▶ Exercise prompt
Reproduce the records below exactly as they appear.

Records contained in a dataset:
— Begin —
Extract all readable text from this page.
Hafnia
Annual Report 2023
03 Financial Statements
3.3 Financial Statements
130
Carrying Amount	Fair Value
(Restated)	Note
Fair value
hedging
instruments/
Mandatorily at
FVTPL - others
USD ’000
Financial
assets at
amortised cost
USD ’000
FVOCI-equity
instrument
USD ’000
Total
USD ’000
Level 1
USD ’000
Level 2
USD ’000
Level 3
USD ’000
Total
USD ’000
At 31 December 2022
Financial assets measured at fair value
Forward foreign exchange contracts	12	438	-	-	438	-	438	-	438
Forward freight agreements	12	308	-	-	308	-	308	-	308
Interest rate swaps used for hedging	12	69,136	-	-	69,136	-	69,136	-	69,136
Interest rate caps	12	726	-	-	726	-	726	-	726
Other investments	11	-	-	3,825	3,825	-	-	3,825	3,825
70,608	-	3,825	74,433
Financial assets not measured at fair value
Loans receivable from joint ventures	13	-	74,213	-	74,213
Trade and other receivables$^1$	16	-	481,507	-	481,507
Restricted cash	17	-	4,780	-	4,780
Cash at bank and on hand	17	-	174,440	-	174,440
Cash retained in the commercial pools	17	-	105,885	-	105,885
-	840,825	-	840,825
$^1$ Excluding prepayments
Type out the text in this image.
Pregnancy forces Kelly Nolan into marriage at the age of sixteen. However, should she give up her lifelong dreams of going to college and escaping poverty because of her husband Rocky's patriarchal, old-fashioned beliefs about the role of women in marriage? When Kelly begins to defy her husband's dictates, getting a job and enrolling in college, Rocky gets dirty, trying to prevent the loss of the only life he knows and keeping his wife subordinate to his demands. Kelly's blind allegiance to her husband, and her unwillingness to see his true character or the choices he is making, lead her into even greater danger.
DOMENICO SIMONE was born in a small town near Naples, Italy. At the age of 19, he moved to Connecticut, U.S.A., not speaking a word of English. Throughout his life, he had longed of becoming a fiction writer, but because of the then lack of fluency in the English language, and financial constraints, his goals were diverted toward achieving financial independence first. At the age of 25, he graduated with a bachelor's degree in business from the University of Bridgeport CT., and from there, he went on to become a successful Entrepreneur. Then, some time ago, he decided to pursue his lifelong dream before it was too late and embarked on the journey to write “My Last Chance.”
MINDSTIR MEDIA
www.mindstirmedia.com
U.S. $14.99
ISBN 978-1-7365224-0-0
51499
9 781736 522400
— End —
▶ Exercise output
Extract all readable text from this page.
Hafnia
Annual Report 2023
03 Financial Statements
3.3 Financial Statements
130
Carrying Amount	Fair Value
(Restated)	Note
Fair value
hedging
instruments/
Mandatorily at
FVTPL - others
USD ’000
Financial
assets at
amortised cost
USD ’000
FVOCI-equity
instrument
USD ’000
Total
USD ’000
Level 1
USD ’000
Level 2
USD ’000
Level 3
USD ’000
Total
USD ’000
At 31 December 2022
Financial assets measured at fair value
Forward foreign exchange contracts	12	438	-	-	438	-	438	-	438
Forward freight agreements	12	308	-	-	308	-	308	-	308
Interest rate swaps used for hedging	12	69,136	-	-	69,136	-	69,136	-	69,136
Interest rate caps	12	726	-	-	726	-	726	-	726
Other investments	11	-	-	3,825	3,825	-	-	3,825	3,825
70,608	-	3,825	74,433
Financial assets not measured at fair value
Loans receivable from joint ventures	13	-	74,213	-	74,213
Trade and other receivables$^1$	16	-	481,507	-	481,507
Restricted cash	17	-	4,780	-	4,780
Cash at bank and on hand	17	-	174,440	-	174,440
Cash retained in the commercial pools	17	-	105,885	-	105,885
-	840,825	-	840,825
$^1$ Excluding prepayments
Type out the text in this image.
Pregnancy forces Kelly Nolan into marriage at the age of sixteen. However, should she give up her lifelong dreams of going to college and escaping poverty because of her husband Rocky's patriarchal, old-fashioned beliefs about the role of women in marriage? When Kelly begins to defy her husband's dictates, getting a job and enrolling in college, Rocky gets dirty, trying to prevent the loss of the only life he knows and keeping his wife subordinate to his demands. Kelly's blind allegiance to her husband, and her unwillingness to see his true character or the choices he is making, lead her into even greater danger.
DOMENICO SIMONE was born in a small town near Naples, Italy. At the age of 19, he moved to Connecticut, U.S.A., not speaking a word of English. Throughout his life, he had longed of becoming a fiction writer, but because of the then lack of fluency in the English language, and financial constraints, his goals were diverted toward achieving financial independence first. At the age of 25, he graduated with a bachelor's degree in business from the University of Bridgeport CT., and from there, he went on to become a successful Entrepreneur. Then, some time ago, he decided to pursue his lifelong dream before it was too late and embarked on the journey to write “My Last Chance.”
MINDSTIR MEDIA
www.mindstirmedia.com
U.S. $14.99
ISBN 978-1-7365224-0-0
51499
9 781736 522400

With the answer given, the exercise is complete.